%%
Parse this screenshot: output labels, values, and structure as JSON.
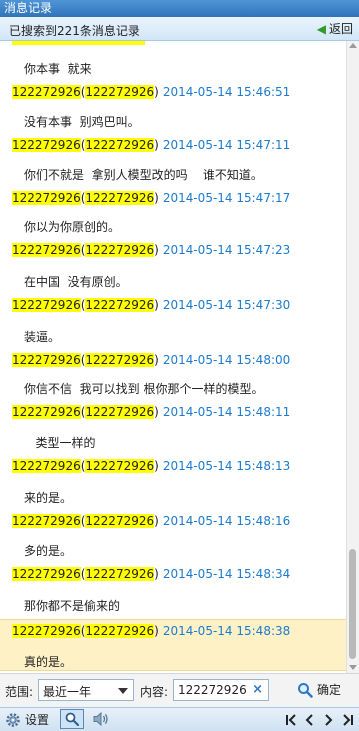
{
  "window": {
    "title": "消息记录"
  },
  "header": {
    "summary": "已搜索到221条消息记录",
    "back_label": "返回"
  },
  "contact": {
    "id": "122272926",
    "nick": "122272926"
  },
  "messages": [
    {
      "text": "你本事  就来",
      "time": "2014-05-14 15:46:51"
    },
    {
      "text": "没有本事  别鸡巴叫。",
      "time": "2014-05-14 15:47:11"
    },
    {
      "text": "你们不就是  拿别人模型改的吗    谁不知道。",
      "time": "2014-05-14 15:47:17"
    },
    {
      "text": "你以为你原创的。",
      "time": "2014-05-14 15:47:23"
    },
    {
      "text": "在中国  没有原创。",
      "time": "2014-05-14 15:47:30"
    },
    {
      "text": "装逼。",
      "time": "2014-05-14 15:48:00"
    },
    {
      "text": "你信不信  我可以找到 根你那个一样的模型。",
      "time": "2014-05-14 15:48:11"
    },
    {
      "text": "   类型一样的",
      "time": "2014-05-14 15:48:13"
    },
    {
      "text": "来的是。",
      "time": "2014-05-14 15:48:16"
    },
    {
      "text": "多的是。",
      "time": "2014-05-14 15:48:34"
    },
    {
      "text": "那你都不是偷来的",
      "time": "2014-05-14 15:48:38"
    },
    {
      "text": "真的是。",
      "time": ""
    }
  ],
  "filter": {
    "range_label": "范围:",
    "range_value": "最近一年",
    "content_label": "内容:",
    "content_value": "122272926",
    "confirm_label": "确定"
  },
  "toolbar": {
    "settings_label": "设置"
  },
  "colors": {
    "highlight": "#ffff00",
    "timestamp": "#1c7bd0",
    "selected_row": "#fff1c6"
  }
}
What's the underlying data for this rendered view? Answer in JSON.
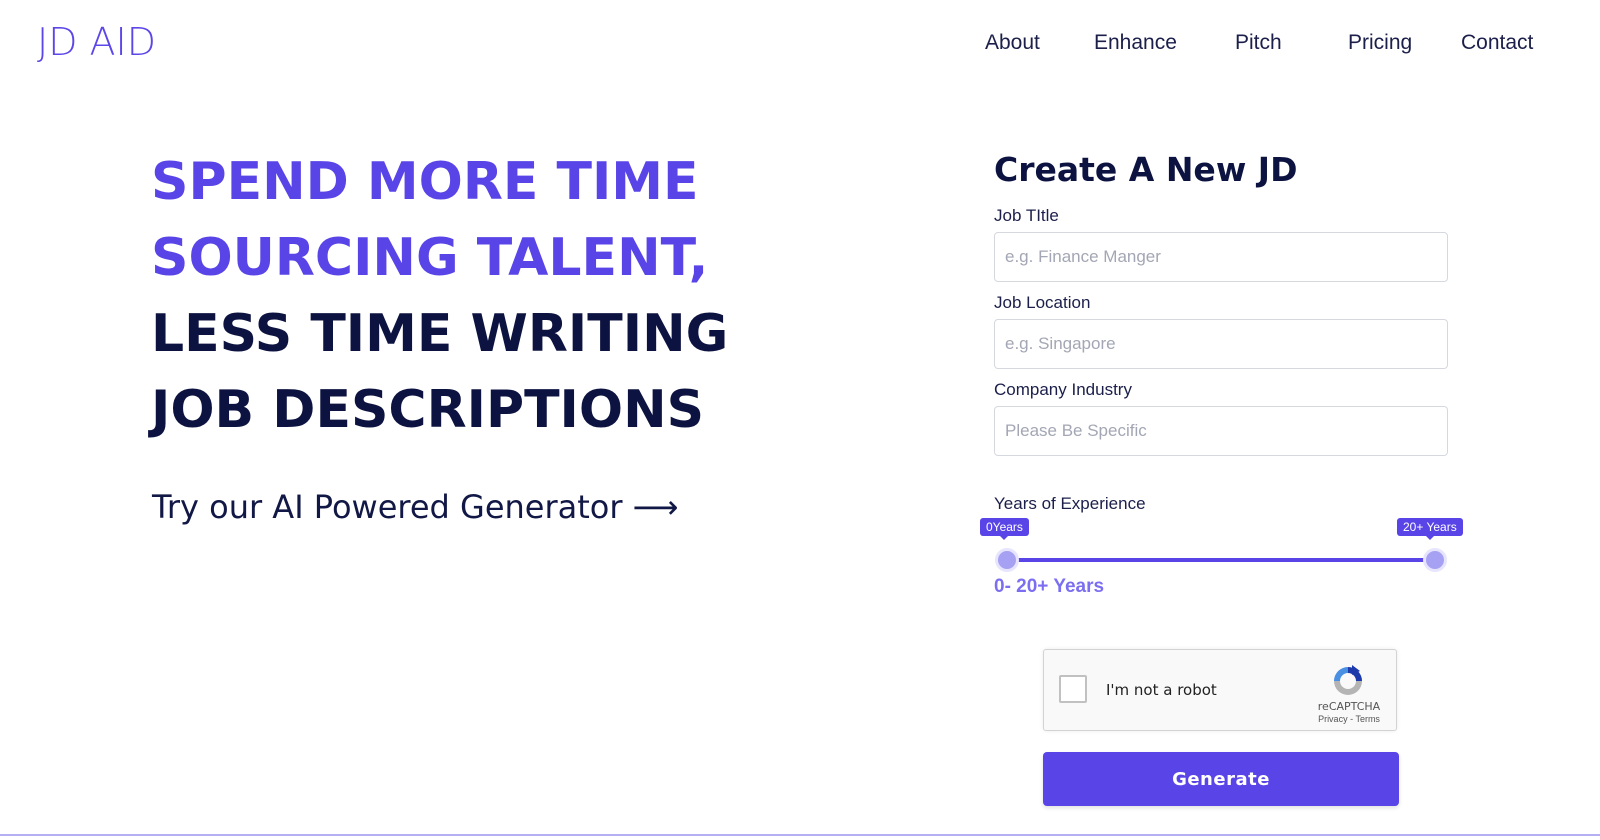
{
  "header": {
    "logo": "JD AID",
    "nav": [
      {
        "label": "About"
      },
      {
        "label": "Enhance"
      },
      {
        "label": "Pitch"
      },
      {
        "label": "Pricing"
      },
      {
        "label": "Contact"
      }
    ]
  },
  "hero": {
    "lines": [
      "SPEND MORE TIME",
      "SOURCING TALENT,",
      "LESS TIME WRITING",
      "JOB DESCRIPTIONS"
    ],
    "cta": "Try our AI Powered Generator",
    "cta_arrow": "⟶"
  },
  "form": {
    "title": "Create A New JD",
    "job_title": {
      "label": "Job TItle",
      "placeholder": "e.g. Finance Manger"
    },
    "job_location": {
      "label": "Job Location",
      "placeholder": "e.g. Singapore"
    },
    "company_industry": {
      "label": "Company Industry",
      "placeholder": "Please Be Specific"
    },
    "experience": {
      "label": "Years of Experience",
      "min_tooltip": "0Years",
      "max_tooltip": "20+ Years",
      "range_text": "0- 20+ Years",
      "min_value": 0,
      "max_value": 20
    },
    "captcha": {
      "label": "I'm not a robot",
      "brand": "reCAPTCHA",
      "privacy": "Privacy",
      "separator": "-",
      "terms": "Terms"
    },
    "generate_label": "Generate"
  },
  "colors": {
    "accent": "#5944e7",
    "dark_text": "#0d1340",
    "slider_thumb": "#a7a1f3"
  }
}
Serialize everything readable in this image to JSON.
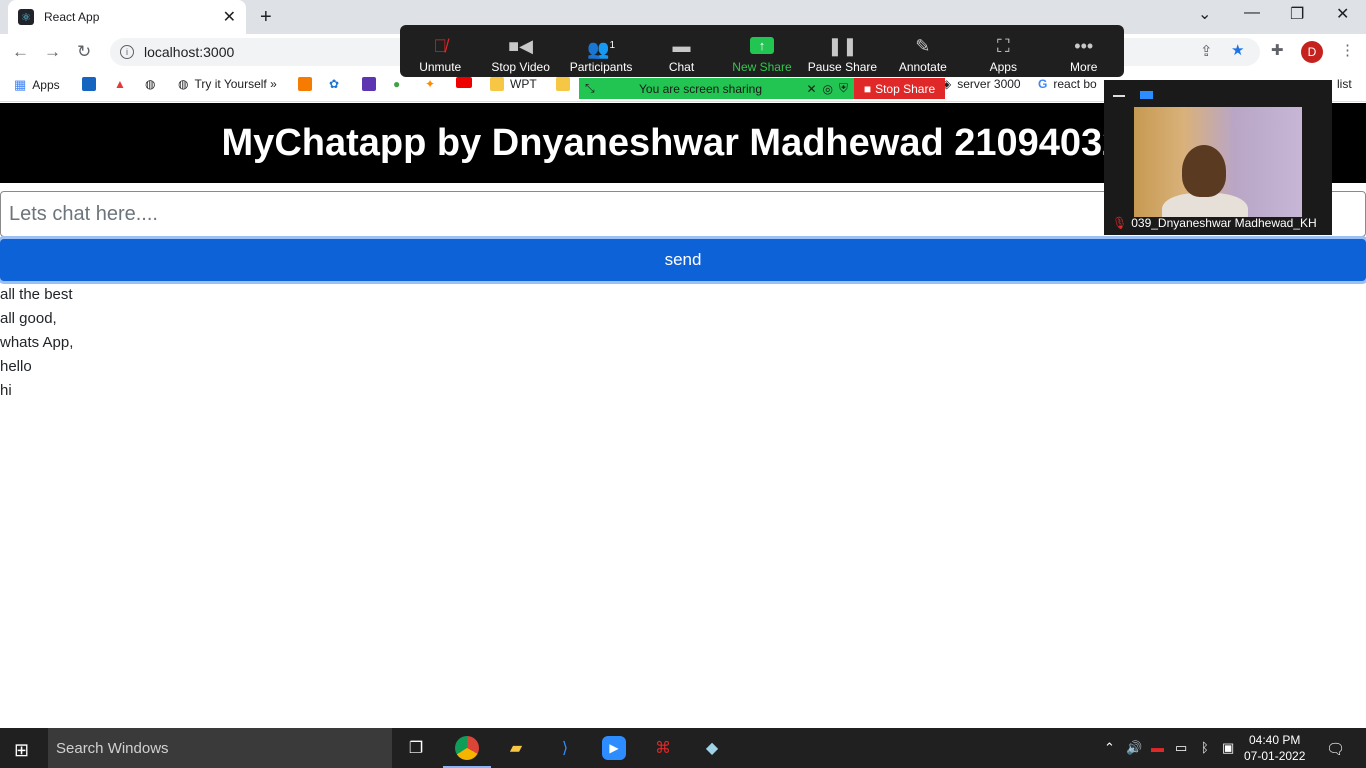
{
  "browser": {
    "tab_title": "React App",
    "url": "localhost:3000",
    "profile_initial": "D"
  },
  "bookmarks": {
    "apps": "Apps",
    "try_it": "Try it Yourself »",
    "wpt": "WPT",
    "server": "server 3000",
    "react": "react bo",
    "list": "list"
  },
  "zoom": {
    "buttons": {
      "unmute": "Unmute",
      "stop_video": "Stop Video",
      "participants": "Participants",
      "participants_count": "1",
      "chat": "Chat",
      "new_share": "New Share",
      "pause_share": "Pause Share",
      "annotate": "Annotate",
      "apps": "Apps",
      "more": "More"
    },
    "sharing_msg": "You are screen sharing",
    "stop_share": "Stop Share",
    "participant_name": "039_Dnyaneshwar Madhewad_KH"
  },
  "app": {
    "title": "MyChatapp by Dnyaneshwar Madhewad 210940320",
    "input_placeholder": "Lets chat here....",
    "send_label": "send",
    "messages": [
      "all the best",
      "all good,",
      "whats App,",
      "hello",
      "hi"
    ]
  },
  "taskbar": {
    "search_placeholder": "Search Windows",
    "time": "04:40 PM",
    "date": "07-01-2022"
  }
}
%%
● **Problem requirements**
Copy the records above exactly, leaving out every picture.

● **Reply to the exercise**
Parse this screenshot: output labels, values, and structure as JSON.
{
  "window": {
    "title": "消息记录"
  },
  "header": {
    "summary": "已搜索到221条消息记录",
    "back_label": "返回"
  },
  "contact": {
    "id": "122272926",
    "nick": "122272926"
  },
  "messages": [
    {
      "text": "你本事  就来",
      "time": "2014-05-14 15:46:51"
    },
    {
      "text": "没有本事  别鸡巴叫。",
      "time": "2014-05-14 15:47:11"
    },
    {
      "text": "你们不就是  拿别人模型改的吗    谁不知道。",
      "time": "2014-05-14 15:47:17"
    },
    {
      "text": "你以为你原创的。",
      "time": "2014-05-14 15:47:23"
    },
    {
      "text": "在中国  没有原创。",
      "time": "2014-05-14 15:47:30"
    },
    {
      "text": "装逼。",
      "time": "2014-05-14 15:48:00"
    },
    {
      "text": "你信不信  我可以找到 根你那个一样的模型。",
      "time": "2014-05-14 15:48:11"
    },
    {
      "text": "   类型一样的",
      "time": "2014-05-14 15:48:13"
    },
    {
      "text": "来的是。",
      "time": "2014-05-14 15:48:16"
    },
    {
      "text": "多的是。",
      "time": "2014-05-14 15:48:34"
    },
    {
      "text": "那你都不是偷来的",
      "time": "2014-05-14 15:48:38"
    },
    {
      "text": "真的是。",
      "time": ""
    }
  ],
  "filter": {
    "range_label": "范围:",
    "range_value": "最近一年",
    "content_label": "内容:",
    "content_value": "122272926",
    "confirm_label": "确定"
  },
  "toolbar": {
    "settings_label": "设置"
  },
  "colors": {
    "highlight": "#ffff00",
    "timestamp": "#1c7bd0",
    "selected_row": "#fff1c6"
  }
}
What's the underlying data for this rendered view? Answer in JSON.
{
  "header": {
    "logo": "JD AID",
    "nav": [
      {
        "label": "About"
      },
      {
        "label": "Enhance"
      },
      {
        "label": "Pitch"
      },
      {
        "label": "Pricing"
      },
      {
        "label": "Contact"
      }
    ]
  },
  "hero": {
    "lines": [
      "SPEND MORE TIME",
      "SOURCING TALENT,",
      "LESS TIME WRITING",
      "JOB DESCRIPTIONS"
    ],
    "cta": "Try our AI Powered Generator",
    "cta_arrow": "⟶"
  },
  "form": {
    "title": "Create A New JD",
    "job_title": {
      "label": "Job TItle",
      "placeholder": "e.g. Finance Manger"
    },
    "job_location": {
      "label": "Job Location",
      "placeholder": "e.g. Singapore"
    },
    "company_industry": {
      "label": "Company Industry",
      "placeholder": "Please Be Specific"
    },
    "experience": {
      "label": "Years of Experience",
      "min_tooltip": "0Years",
      "max_tooltip": "20+ Years",
      "range_text": "0- 20+ Years",
      "min_value": 0,
      "max_value": 20
    },
    "captcha": {
      "label": "I'm not a robot",
      "brand": "reCAPTCHA",
      "privacy": "Privacy",
      "separator": "-",
      "terms": "Terms"
    },
    "generate_label": "Generate"
  },
  "colors": {
    "accent": "#5944e7",
    "dark_text": "#0d1340",
    "slider_thumb": "#a7a1f3"
  }
}
Serialize everything readable in this image to JSON.
{
  "browser": {
    "tab_title": "React App",
    "url": "localhost:3000",
    "profile_initial": "D"
  },
  "bookmarks": {
    "apps": "Apps",
    "try_it": "Try it Yourself »",
    "wpt": "WPT",
    "server": "server 3000",
    "react": "react bo",
    "list": "list"
  },
  "zoom": {
    "buttons": {
      "unmute": "Unmute",
      "stop_video": "Stop Video",
      "participants": "Participants",
      "participants_count": "1",
      "chat": "Chat",
      "new_share": "New Share",
      "pause_share": "Pause Share",
      "annotate": "Annotate",
      "apps": "Apps",
      "more": "More"
    },
    "sharing_msg": "You are screen sharing",
    "stop_share": "Stop Share",
    "participant_name": "039_Dnyaneshwar Madhewad_KH"
  },
  "app": {
    "title": "MyChatapp by Dnyaneshwar Madhewad 210940320",
    "input_placeholder": "Lets chat here....",
    "send_label": "send",
    "messages": [
      "all the best",
      "all good,",
      "whats App,",
      "hello",
      "hi"
    ]
  },
  "taskbar": {
    "search_placeholder": "Search Windows",
    "time": "04:40 PM",
    "date": "07-01-2022"
  }
}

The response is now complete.